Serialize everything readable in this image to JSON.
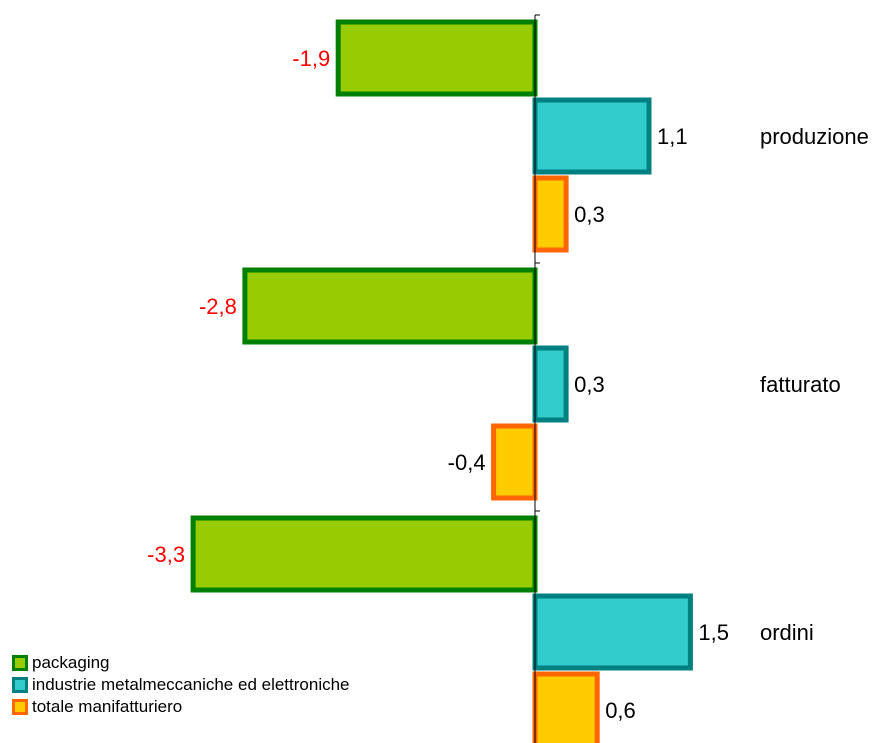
{
  "chart_data": {
    "type": "bar",
    "orientation": "horizontal",
    "categories": [
      "produzione",
      "fatturato",
      "ordini"
    ],
    "series": [
      {
        "name": "packaging",
        "values": [
          -1.9,
          -2.8,
          -3.3
        ],
        "fill": "#99CC00",
        "stroke": "#008000"
      },
      {
        "name": "industrie metalmeccaniche ed elettroniche",
        "values": [
          1.1,
          0.3,
          1.5
        ],
        "fill": "#33CCCC",
        "stroke": "#008080"
      },
      {
        "name": "totale manifatturiero",
        "values": [
          0.3,
          -0.4,
          0.6
        ],
        "fill": "#FFCC00",
        "stroke": "#FF6600"
      }
    ],
    "value_labels": [
      [
        "-1,9",
        "-2,8",
        "-3,3"
      ],
      [
        "1,1",
        "0,3",
        "1,5"
      ],
      [
        "0,3",
        "-0,4",
        "0,6"
      ]
    ],
    "value_label_colors": [
      "#FF0000",
      "#000000",
      "#000000"
    ],
    "xlim": [
      -3.3,
      1.5
    ],
    "legend_position": "bottom-left",
    "grid": false
  }
}
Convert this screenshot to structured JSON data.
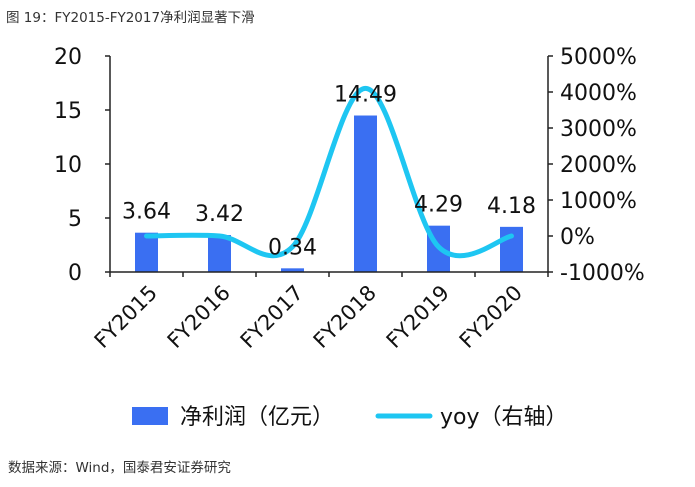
{
  "figure": {
    "title": "图 19：FY2015-FY2017净利润显著下滑",
    "source": "数据来源：Wind，国泰君安证券研究"
  },
  "colors": {
    "bar": "#3a6ff2",
    "line": "#1ec6f2",
    "axis": "#222222"
  },
  "chart_data": {
    "type": "bar",
    "categories": [
      "FY2015",
      "FY2016",
      "FY2017",
      "FY2018",
      "FY2019",
      "FY2020"
    ],
    "series": [
      {
        "name": "净利润（亿元）",
        "type": "bar",
        "axis": "left",
        "values": [
          3.64,
          3.42,
          0.34,
          14.49,
          4.29,
          4.18
        ],
        "labels": [
          "3.64",
          "3.42",
          "0.34",
          "14.49",
          "4.29",
          "4.18"
        ]
      },
      {
        "name": "yoy（右轴）",
        "type": "line",
        "axis": "right",
        "smooth": true,
        "values": [
          0,
          0,
          -300,
          4100,
          -300,
          0
        ]
      }
    ],
    "y_left": {
      "min": 0,
      "max": 20,
      "ticks": [
        "0",
        "5",
        "10",
        "15",
        "20"
      ],
      "tick_values": [
        0,
        5,
        10,
        15,
        20
      ]
    },
    "y_right": {
      "min": -1000,
      "max": 5000,
      "ticks": [
        "-1000%",
        "0%",
        "1000%",
        "2000%",
        "3000%",
        "4000%",
        "5000%"
      ],
      "tick_values": [
        -1000,
        0,
        1000,
        2000,
        3000,
        4000,
        5000
      ]
    },
    "legend_position": "bottom",
    "grid": false
  }
}
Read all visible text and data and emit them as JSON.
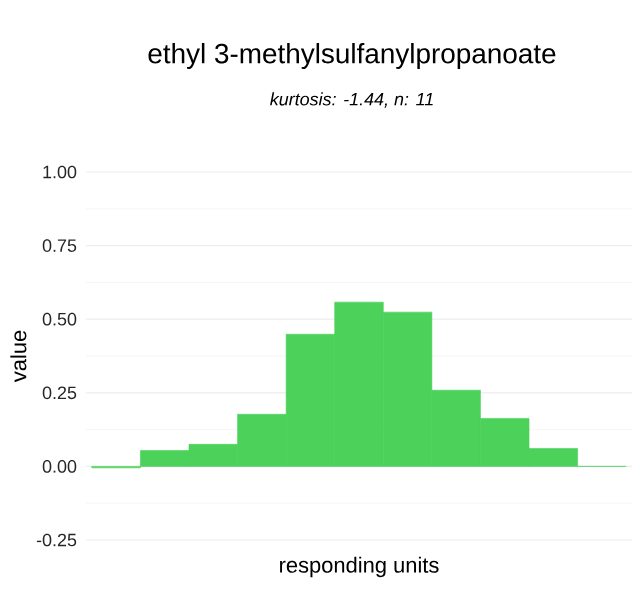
{
  "chart_data": {
    "type": "bar",
    "title": "ethyl 3-methylsulfanylpropanoate",
    "subtitle": "*kurtosis: -1.44, n: 11*",
    "xlabel": "responding units",
    "ylabel": "value",
    "categories": [
      null,
      null,
      null,
      null,
      null,
      null,
      null,
      null,
      null,
      null,
      null
    ],
    "values": [
      -0.005,
      0.054,
      0.075,
      0.177,
      0.449,
      0.558,
      0.524,
      0.259,
      0.163,
      0.061,
      0
    ],
    "color": "#4cd15a",
    "ylim": [
      -0.25,
      1
    ],
    "yticks": [
      {
        "value": -0.25,
        "label": "-0.25"
      },
      {
        "value": 0,
        "label": "0.00"
      },
      {
        "value": 0.25,
        "label": "0.25"
      },
      {
        "value": 0.5,
        "label": "0.50"
      },
      {
        "value": 0.75,
        "label": "0.75"
      },
      {
        "value": 1,
        "label": "1.00"
      }
    ],
    "grid": "y"
  }
}
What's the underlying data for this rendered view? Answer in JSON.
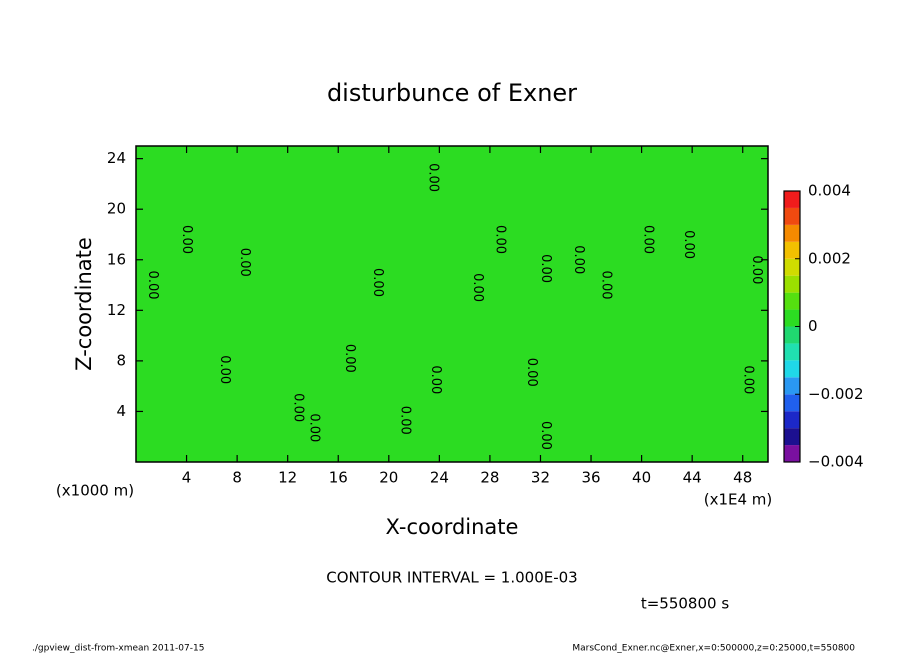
{
  "chart_data": {
    "type": "contour",
    "title": "disturbunce of Exner",
    "xlabel": "X-coordinate",
    "ylabel": "Z-coordinate",
    "x_unit": "(x1E4 m)",
    "y_unit": "(x1000 m)",
    "xlim": [
      0,
      50
    ],
    "xticks": [
      4,
      8,
      12,
      16,
      20,
      24,
      28,
      32,
      36,
      40,
      44,
      48
    ],
    "ylim": [
      0,
      25
    ],
    "yticks": [
      4,
      8,
      12,
      16,
      20,
      24
    ],
    "field_value": 0,
    "colorbar": {
      "bounds": [
        -0.004,
        -0.0035,
        -0.003,
        -0.0025,
        -0.002,
        -0.0015,
        -0.001,
        -0.0005,
        0,
        0.0005,
        0.001,
        0.0015,
        0.002,
        0.0025,
        0.003,
        0.0035,
        0.004
      ],
      "colors": [
        "#7a10a0",
        "#1c1090",
        "#1c28c8",
        "#2060ee",
        "#2a98f2",
        "#20d8e8",
        "#20e0b0",
        "#20d870",
        "#2cdc22",
        "#55e010",
        "#9be000",
        "#d0dc00",
        "#f2c000",
        "#f58a00",
        "#f04a10",
        "#f01c1c",
        "#ffa0a0"
      ],
      "ticks": [
        {
          "value": -0.004,
          "label": "−0.004"
        },
        {
          "value": -0.002,
          "label": "−0.002"
        },
        0,
        0.002,
        0.004
      ]
    },
    "contour_labels": [
      {
        "x": 1.3,
        "y": 14.0,
        "value": 0,
        "label": "0.00"
      },
      {
        "x": 4.0,
        "y": 17.6,
        "value": 0,
        "label": "0.00"
      },
      {
        "x": 8.6,
        "y": 15.8,
        "value": 0,
        "label": "0.00"
      },
      {
        "x": 19.1,
        "y": 14.2,
        "value": 0,
        "label": "0.00"
      },
      {
        "x": 7.0,
        "y": 7.3,
        "value": 0,
        "label": "0.00"
      },
      {
        "x": 12.8,
        "y": 4.3,
        "value": 0,
        "label": "0.00"
      },
      {
        "x": 14.1,
        "y": 2.7,
        "value": 0,
        "label": "0.00"
      },
      {
        "x": 16.9,
        "y": 8.2,
        "value": 0,
        "label": "0.00"
      },
      {
        "x": 23.5,
        "y": 22.5,
        "value": 0,
        "label": "0.00"
      },
      {
        "x": 23.7,
        "y": 6.5,
        "value": 0,
        "label": "0.00"
      },
      {
        "x": 21.3,
        "y": 3.3,
        "value": 0,
        "label": "0.00"
      },
      {
        "x": 27.0,
        "y": 13.8,
        "value": 0,
        "label": "0.00"
      },
      {
        "x": 28.8,
        "y": 17.6,
        "value": 0,
        "label": "0.00"
      },
      {
        "x": 31.3,
        "y": 7.1,
        "value": 0,
        "label": "0.00"
      },
      {
        "x": 32.4,
        "y": 15.3,
        "value": 0,
        "label": "0.00"
      },
      {
        "x": 32.4,
        "y": 2.1,
        "value": 0,
        "label": "0.00"
      },
      {
        "x": 35.0,
        "y": 16.0,
        "value": 0,
        "label": "0.00"
      },
      {
        "x": 37.2,
        "y": 14.0,
        "value": 0,
        "label": "0.00"
      },
      {
        "x": 40.5,
        "y": 17.6,
        "value": 0,
        "label": "0.00"
      },
      {
        "x": 43.7,
        "y": 17.2,
        "value": 0,
        "label": "0.00"
      },
      {
        "x": 48.4,
        "y": 6.5,
        "value": 0,
        "label": "0.00"
      },
      {
        "x": 49.1,
        "y": 15.2,
        "value": 0,
        "label": "0.00"
      }
    ],
    "contour_interval": "CONTOUR INTERVAL = 1.000E-03",
    "time_label": "t=550800 s",
    "footer_left": "./gpview_dist-from-xmean  2011-07-15",
    "footer_right": "MarsCond_Exner.nc@Exner,x=0:500000,z=0:25000,t=550800"
  }
}
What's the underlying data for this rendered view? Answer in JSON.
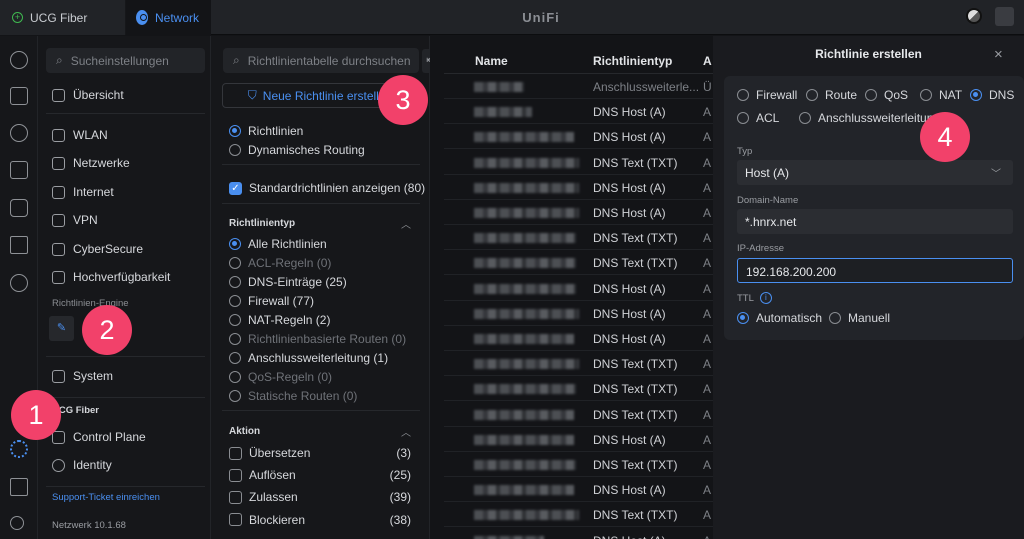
{
  "topbar": {
    "tab_ucg": "UCG Fiber",
    "tab_network": "Network",
    "title": "UniFi"
  },
  "sidebar": {
    "search_placeholder": "Sucheinstellungen",
    "overview": "Übersicht",
    "items": [
      "WLAN",
      "Netzwerke",
      "Internet",
      "VPN",
      "CyberSecure",
      "Hochverfügbarkeit"
    ],
    "engine_label": "Richtlinien-Engine",
    "system": "System",
    "device_section": "UCG Fiber",
    "control_plane": "Control Plane",
    "identity": "Identity",
    "support_link": "Support-Ticket einreichen",
    "version": "Netzwerk 10.1.68"
  },
  "filter": {
    "search_placeholder": "Richtlinientabelle durchsuchen",
    "new_button": "Neue Richtlinie erstellen",
    "mode": [
      "Richtlinien",
      "Dynamisches Routing"
    ],
    "show_default": "Standardrichtlinien anzeigen (80)",
    "type_header": "Richtlinientyp",
    "types": [
      {
        "label": "Alle Richtlinien",
        "on": true,
        "dim": false
      },
      {
        "label": "ACL-Regeln (0)",
        "dim": true
      },
      {
        "label": "DNS-Einträge (25)",
        "dim": false
      },
      {
        "label": "Firewall (77)",
        "dim": false
      },
      {
        "label": "NAT-Regeln (2)",
        "dim": false
      },
      {
        "label": "Richtlinienbasierte Routen (0)",
        "dim": true
      },
      {
        "label": "Anschlussweiterleitung (1)",
        "dim": false
      },
      {
        "label": "QoS-Regeln (0)",
        "dim": true
      },
      {
        "label": "Statische Routen (0)",
        "dim": true
      }
    ],
    "action_header": "Aktion",
    "actions": [
      {
        "label": "Übersetzen",
        "count": "(3)"
      },
      {
        "label": "Auflösen",
        "count": "(25)"
      },
      {
        "label": "Zulassen",
        "count": "(39)"
      },
      {
        "label": "Blockieren",
        "count": "(38)"
      }
    ]
  },
  "table": {
    "headers": [
      "Name",
      "Richtlinientyp",
      "A"
    ],
    "rows": [
      {
        "type": "Anschlussweiterle...",
        "c3": "Ü",
        "dim": true
      },
      {
        "type": "DNS Host (A)",
        "c3": "A"
      },
      {
        "type": "DNS Host (A)",
        "c3": "A"
      },
      {
        "type": "DNS Text (TXT)",
        "c3": "A"
      },
      {
        "type": "DNS Host (A)",
        "c3": "A"
      },
      {
        "type": "DNS Host (A)",
        "c3": "A"
      },
      {
        "type": "DNS Text (TXT)",
        "c3": "A"
      },
      {
        "type": "DNS Text (TXT)",
        "c3": "A"
      },
      {
        "type": "DNS Host (A)",
        "c3": "A"
      },
      {
        "type": "DNS Host (A)",
        "c3": "A"
      },
      {
        "type": "DNS Host (A)",
        "c3": "A"
      },
      {
        "type": "DNS Text (TXT)",
        "c3": "A"
      },
      {
        "type": "DNS Text (TXT)",
        "c3": "A"
      },
      {
        "type": "DNS Text (TXT)",
        "c3": "A"
      },
      {
        "type": "DNS Host (A)",
        "c3": "A"
      },
      {
        "type": "DNS Text (TXT)",
        "c3": "A"
      },
      {
        "type": "DNS Host (A)",
        "c3": "A"
      },
      {
        "type": "DNS Text (TXT)",
        "c3": "A"
      },
      {
        "type": "DNS Host (A)",
        "c3": "A"
      }
    ]
  },
  "panel": {
    "title": "Richtlinie erstellen",
    "kinds": [
      {
        "label": "Firewall"
      },
      {
        "label": "Route"
      },
      {
        "label": "QoS"
      },
      {
        "label": "NAT"
      },
      {
        "label": "DNS",
        "on": true
      },
      {
        "label": "ACL"
      },
      {
        "label": "Anschlussweiterleitung"
      }
    ],
    "typ_label": "Typ",
    "typ_value": "Host (A)",
    "domain_label": "Domain-Name",
    "domain_value": "*.hnrx.net",
    "ip_label": "IP-Adresse",
    "ip_value": "192.168.200.200",
    "ttl_label": "TTL",
    "ttl_options": [
      "Automatisch",
      "Manuell"
    ]
  },
  "badges": [
    "1",
    "2",
    "3",
    "4"
  ],
  "colors": {
    "accent": "#4a8ff0",
    "badge": "#f2416a",
    "background": "#131417"
  }
}
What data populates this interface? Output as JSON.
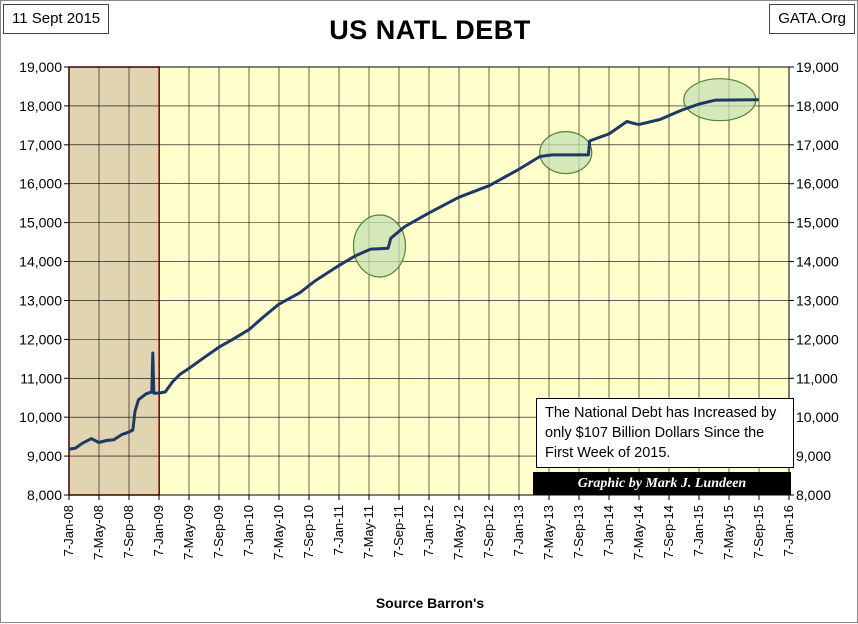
{
  "header": {
    "date_label": "11 Sept 2015",
    "source_label": "GATA.Org"
  },
  "note": {
    "text": "The National Debt has Increased by only $107 Billion Dollars Since the First Week of 2015.",
    "credit": "Graphic by Mark J. Lundeen"
  },
  "colors": {
    "plot_background": "#ffffcc",
    "shaded_region": "#e1d4b0",
    "shaded_border": "#c00000",
    "line": "#1f3864",
    "grid": "#000000",
    "highlight_fill": "#c6e0b4",
    "highlight_stroke": "#548235"
  },
  "chart_data": {
    "type": "line",
    "title": "US NATL DEBT",
    "xlabel": "Source Barron's",
    "ylabel": "",
    "ylim": [
      8000,
      19000
    ],
    "y_ticks": [
      "8,000",
      "9,000",
      "10,000",
      "11,000",
      "12,000",
      "13,000",
      "14,000",
      "15,000",
      "16,000",
      "17,000",
      "18,000",
      "19,000"
    ],
    "x_ticks": [
      "7-Jan-08",
      "7-May-08",
      "7-Sep-08",
      "7-Jan-09",
      "7-May-09",
      "7-Sep-09",
      "7-Jan-10",
      "7-May-10",
      "7-Sep-10",
      "7-Jan-11",
      "7-May-11",
      "7-Sep-11",
      "7-Jan-12",
      "7-May-12",
      "7-Sep-12",
      "7-Jan-13",
      "7-May-13",
      "7-Sep-13",
      "7-Jan-14",
      "7-May-14",
      "7-Sep-14",
      "7-Jan-15",
      "7-May-15",
      "7-Sep-15",
      "7-Jan-16"
    ],
    "xlim": [
      "2008-01-07",
      "2016-01-07"
    ],
    "shaded_range": [
      "2008-01-07",
      "2009-01-07"
    ],
    "highlights": [
      {
        "x": "2011-06-20",
        "y": 14400
      },
      {
        "x": "2013-07-15",
        "y": 16800
      },
      {
        "x": "2015-04-01",
        "y": 18160
      }
    ],
    "grid": true,
    "series": [
      {
        "points": [
          [
            "2008-01-07",
            9180
          ],
          [
            "2008-02-01",
            9200
          ],
          [
            "2008-03-01",
            9330
          ],
          [
            "2008-04-07",
            9450
          ],
          [
            "2008-05-07",
            9350
          ],
          [
            "2008-06-07",
            9400
          ],
          [
            "2008-07-07",
            9420
          ],
          [
            "2008-08-07",
            9550
          ],
          [
            "2008-09-07",
            9620
          ],
          [
            "2008-09-22",
            9670
          ],
          [
            "2008-10-01",
            10150
          ],
          [
            "2008-10-15",
            10450
          ],
          [
            "2008-11-15",
            10600
          ],
          [
            "2008-12-08",
            10650
          ],
          [
            "2008-12-12",
            11650
          ],
          [
            "2008-12-16",
            10620
          ],
          [
            "2009-01-07",
            10620
          ],
          [
            "2009-02-01",
            10650
          ],
          [
            "2009-03-01",
            10900
          ],
          [
            "2009-04-01",
            11100
          ],
          [
            "2009-05-07",
            11250
          ],
          [
            "2009-07-01",
            11500
          ],
          [
            "2009-09-07",
            11800
          ],
          [
            "2009-11-01",
            12000
          ],
          [
            "2010-01-07",
            12250
          ],
          [
            "2010-03-01",
            12550
          ],
          [
            "2010-05-07",
            12900
          ],
          [
            "2010-08-01",
            13200
          ],
          [
            "2010-10-01",
            13500
          ],
          [
            "2011-01-07",
            13900
          ],
          [
            "2011-03-15",
            14150
          ],
          [
            "2011-05-15",
            14320
          ],
          [
            "2011-07-25",
            14340
          ],
          [
            "2011-08-05",
            14600
          ],
          [
            "2011-10-01",
            14900
          ],
          [
            "2012-01-07",
            15250
          ],
          [
            "2012-05-07",
            15650
          ],
          [
            "2012-09-07",
            15950
          ],
          [
            "2012-12-31",
            16350
          ],
          [
            "2013-04-01",
            16700
          ],
          [
            "2013-05-20",
            16740
          ],
          [
            "2013-10-15",
            16740
          ],
          [
            "2013-10-20",
            17100
          ],
          [
            "2014-01-07",
            17280
          ],
          [
            "2014-03-20",
            17600
          ],
          [
            "2014-05-07",
            17520
          ],
          [
            "2014-08-01",
            17650
          ],
          [
            "2014-11-01",
            17900
          ],
          [
            "2015-01-07",
            18050
          ],
          [
            "2015-03-16",
            18150
          ],
          [
            "2015-09-07",
            18160
          ]
        ]
      }
    ]
  }
}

☆ ☆ ☆

■ **WHAT YOU WILL DO**: Search the data above for the word "grid", then gather each line in which it appears.

■ **COMPLETED EXERCISE**:
    "grid": false
    "grid": false
    "grid": "y"
    "grid": "#000000",
    "grid": true,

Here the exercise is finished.